▸ **DIRECTIONS**
Will you print the material below without altering a single character?

════

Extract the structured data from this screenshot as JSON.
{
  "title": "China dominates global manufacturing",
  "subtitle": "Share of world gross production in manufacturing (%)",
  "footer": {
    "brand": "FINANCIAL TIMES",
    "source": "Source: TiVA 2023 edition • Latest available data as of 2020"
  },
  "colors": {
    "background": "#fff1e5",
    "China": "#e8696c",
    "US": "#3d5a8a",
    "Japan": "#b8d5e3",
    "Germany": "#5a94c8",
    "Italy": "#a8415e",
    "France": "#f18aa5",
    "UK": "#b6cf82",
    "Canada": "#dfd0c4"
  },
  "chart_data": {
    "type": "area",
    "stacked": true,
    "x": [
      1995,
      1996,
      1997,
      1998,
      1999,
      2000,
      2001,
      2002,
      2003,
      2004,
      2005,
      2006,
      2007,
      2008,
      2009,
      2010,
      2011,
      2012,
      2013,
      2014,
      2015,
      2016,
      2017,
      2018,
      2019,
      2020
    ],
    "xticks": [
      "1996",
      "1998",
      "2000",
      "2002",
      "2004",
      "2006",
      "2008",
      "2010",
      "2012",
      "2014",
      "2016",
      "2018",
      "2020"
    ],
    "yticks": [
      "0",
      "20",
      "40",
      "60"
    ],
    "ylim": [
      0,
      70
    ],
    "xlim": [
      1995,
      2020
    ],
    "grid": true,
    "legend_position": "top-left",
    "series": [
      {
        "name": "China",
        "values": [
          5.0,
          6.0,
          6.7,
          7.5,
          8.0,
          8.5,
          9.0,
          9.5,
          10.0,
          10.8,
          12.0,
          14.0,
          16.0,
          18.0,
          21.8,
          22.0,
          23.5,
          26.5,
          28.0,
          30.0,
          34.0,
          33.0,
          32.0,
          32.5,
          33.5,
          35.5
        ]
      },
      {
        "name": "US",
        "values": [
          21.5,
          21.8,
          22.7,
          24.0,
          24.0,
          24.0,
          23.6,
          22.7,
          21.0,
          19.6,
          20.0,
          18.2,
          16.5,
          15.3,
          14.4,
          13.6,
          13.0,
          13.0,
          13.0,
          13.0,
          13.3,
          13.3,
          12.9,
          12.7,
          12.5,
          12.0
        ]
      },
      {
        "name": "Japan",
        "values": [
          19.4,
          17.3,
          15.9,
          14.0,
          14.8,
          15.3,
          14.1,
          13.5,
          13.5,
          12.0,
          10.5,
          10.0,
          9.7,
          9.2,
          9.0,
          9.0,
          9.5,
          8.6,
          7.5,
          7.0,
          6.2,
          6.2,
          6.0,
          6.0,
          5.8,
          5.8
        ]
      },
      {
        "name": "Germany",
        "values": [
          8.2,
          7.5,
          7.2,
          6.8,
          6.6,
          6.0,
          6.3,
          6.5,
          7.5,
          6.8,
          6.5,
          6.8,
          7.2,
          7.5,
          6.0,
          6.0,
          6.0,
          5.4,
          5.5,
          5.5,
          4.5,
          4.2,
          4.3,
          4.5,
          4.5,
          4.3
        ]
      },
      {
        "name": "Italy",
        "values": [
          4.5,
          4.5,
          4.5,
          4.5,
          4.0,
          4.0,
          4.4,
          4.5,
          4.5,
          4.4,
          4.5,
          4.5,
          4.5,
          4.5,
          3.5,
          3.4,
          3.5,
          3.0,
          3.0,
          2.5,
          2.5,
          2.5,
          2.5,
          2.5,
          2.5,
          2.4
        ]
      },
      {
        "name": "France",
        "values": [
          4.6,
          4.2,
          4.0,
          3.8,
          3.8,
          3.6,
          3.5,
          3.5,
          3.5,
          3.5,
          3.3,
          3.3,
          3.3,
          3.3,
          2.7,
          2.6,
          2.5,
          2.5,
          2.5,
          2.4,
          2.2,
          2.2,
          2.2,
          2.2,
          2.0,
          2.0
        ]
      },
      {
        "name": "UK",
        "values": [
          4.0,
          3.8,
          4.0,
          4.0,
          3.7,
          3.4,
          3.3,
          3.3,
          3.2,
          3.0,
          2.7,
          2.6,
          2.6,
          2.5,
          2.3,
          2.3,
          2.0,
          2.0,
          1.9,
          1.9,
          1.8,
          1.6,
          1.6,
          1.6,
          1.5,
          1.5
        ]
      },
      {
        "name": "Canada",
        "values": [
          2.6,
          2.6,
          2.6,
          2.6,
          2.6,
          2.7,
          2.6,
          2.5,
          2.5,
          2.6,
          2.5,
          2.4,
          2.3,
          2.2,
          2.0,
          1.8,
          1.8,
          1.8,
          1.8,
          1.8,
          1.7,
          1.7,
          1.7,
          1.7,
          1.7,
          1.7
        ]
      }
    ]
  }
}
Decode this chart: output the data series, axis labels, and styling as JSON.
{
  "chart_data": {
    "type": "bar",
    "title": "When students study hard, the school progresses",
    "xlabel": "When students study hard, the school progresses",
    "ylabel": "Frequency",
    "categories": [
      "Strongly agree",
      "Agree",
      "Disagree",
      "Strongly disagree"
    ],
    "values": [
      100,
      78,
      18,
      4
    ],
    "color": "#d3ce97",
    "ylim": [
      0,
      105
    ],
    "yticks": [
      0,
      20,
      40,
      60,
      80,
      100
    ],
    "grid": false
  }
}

════

▸ **PROBLEM SOLUTION**
Extract the structured data from this screenshot as JSON.
{
  "title": "China dominates global manufacturing",
  "subtitle": "Share of world gross production in manufacturing (%)",
  "footer": {
    "brand": "FINANCIAL TIMES",
    "source": "Source: TiVA 2023 edition • Latest available data as of 2020"
  },
  "colors": {
    "background": "#fff1e5",
    "China": "#e8696c",
    "US": "#3d5a8a",
    "Japan": "#b8d5e3",
    "Germany": "#5a94c8",
    "Italy": "#a8415e",
    "France": "#f18aa5",
    "UK": "#b6cf82",
    "Canada": "#dfd0c4"
  },
  "chart_data": {
    "type": "area",
    "stacked": true,
    "x": [
      1995,
      1996,
      1997,
      1998,
      1999,
      2000,
      2001,
      2002,
      2003,
      2004,
      2005,
      2006,
      2007,
      2008,
      2009,
      2010,
      2011,
      2012,
      2013,
      2014,
      2015,
      2016,
      2017,
      2018,
      2019,
      2020
    ],
    "xticks": [
      "1996",
      "1998",
      "2000",
      "2002",
      "2004",
      "2006",
      "2008",
      "2010",
      "2012",
      "2014",
      "2016",
      "2018",
      "2020"
    ],
    "yticks": [
      "0",
      "20",
      "40",
      "60"
    ],
    "ylim": [
      0,
      70
    ],
    "xlim": [
      1995,
      2020
    ],
    "grid": true,
    "legend_position": "top-left",
    "series": [
      {
        "name": "China",
        "values": [
          5.0,
          6.0,
          6.7,
          7.5,
          8.0,
          8.5,
          9.0,
          9.5,
          10.0,
          10.8,
          12.0,
          14.0,
          16.0,
          18.0,
          21.8,
          22.0,
          23.5,
          26.5,
          28.0,
          30.0,
          34.0,
          33.0,
          32.0,
          32.5,
          33.5,
          35.5
        ]
      },
      {
        "name": "US",
        "values": [
          21.5,
          21.8,
          22.7,
          24.0,
          24.0,
          24.0,
          23.6,
          22.7,
          21.0,
          19.6,
          20.0,
          18.2,
          16.5,
          15.3,
          14.4,
          13.6,
          13.0,
          13.0,
          13.0,
          13.0,
          13.3,
          13.3,
          12.9,
          12.7,
          12.5,
          12.0
        ]
      },
      {
        "name": "Japan",
        "values": [
          19.4,
          17.3,
          15.9,
          14.0,
          14.8,
          15.3,
          14.1,
          13.5,
          13.5,
          12.0,
          10.5,
          10.0,
          9.7,
          9.2,
          9.0,
          9.0,
          9.5,
          8.6,
          7.5,
          7.0,
          6.2,
          6.2,
          6.0,
          6.0,
          5.8,
          5.8
        ]
      },
      {
        "name": "Germany",
        "values": [
          8.2,
          7.5,
          7.2,
          6.8,
          6.6,
          6.0,
          6.3,
          6.5,
          7.5,
          6.8,
          6.5,
          6.8,
          7.2,
          7.5,
          6.0,
          6.0,
          6.0,
          5.4,
          5.5,
          5.5,
          4.5,
          4.2,
          4.3,
          4.5,
          4.5,
          4.3
        ]
      },
      {
        "name": "Italy",
        "values": [
          4.5,
          4.5,
          4.5,
          4.5,
          4.0,
          4.0,
          4.4,
          4.5,
          4.5,
          4.4,
          4.5,
          4.5,
          4.5,
          4.5,
          3.5,
          3.4,
          3.5,
          3.0,
          3.0,
          2.5,
          2.5,
          2.5,
          2.5,
          2.5,
          2.5,
          2.4
        ]
      },
      {
        "name": "France",
        "values": [
          4.6,
          4.2,
          4.0,
          3.8,
          3.8,
          3.6,
          3.5,
          3.5,
          3.5,
          3.5,
          3.3,
          3.3,
          3.3,
          3.3,
          2.7,
          2.6,
          2.5,
          2.5,
          2.5,
          2.4,
          2.2,
          2.2,
          2.2,
          2.2,
          2.0,
          2.0
        ]
      },
      {
        "name": "UK",
        "values": [
          4.0,
          3.8,
          4.0,
          4.0,
          3.7,
          3.4,
          3.3,
          3.3,
          3.2,
          3.0,
          2.7,
          2.6,
          2.6,
          2.5,
          2.3,
          2.3,
          2.0,
          2.0,
          1.9,
          1.9,
          1.8,
          1.6,
          1.6,
          1.6,
          1.5,
          1.5
        ]
      },
      {
        "name": "Canada",
        "values": [
          2.6,
          2.6,
          2.6,
          2.6,
          2.6,
          2.7,
          2.6,
          2.5,
          2.5,
          2.6,
          2.5,
          2.4,
          2.3,
          2.2,
          2.0,
          1.8,
          1.8,
          1.8,
          1.8,
          1.8,
          1.7,
          1.7,
          1.7,
          1.7,
          1.7,
          1.7
        ]
      }
    ]
  }
}
Decode this chart: output the data series, axis labels, and styling as JSON.
{
  "chart_data": {
    "type": "bar",
    "title": "When students study hard, the school progresses",
    "xlabel": "When students study hard, the school progresses",
    "ylabel": "Frequency",
    "categories": [
      "Strongly agree",
      "Agree",
      "Disagree",
      "Strongly disagree"
    ],
    "values": [
      100,
      78,
      18,
      4
    ],
    "color": "#d3ce97",
    "ylim": [
      0,
      105
    ],
    "yticks": [
      0,
      20,
      40,
      60,
      80,
      100
    ],
    "grid": false
  }
}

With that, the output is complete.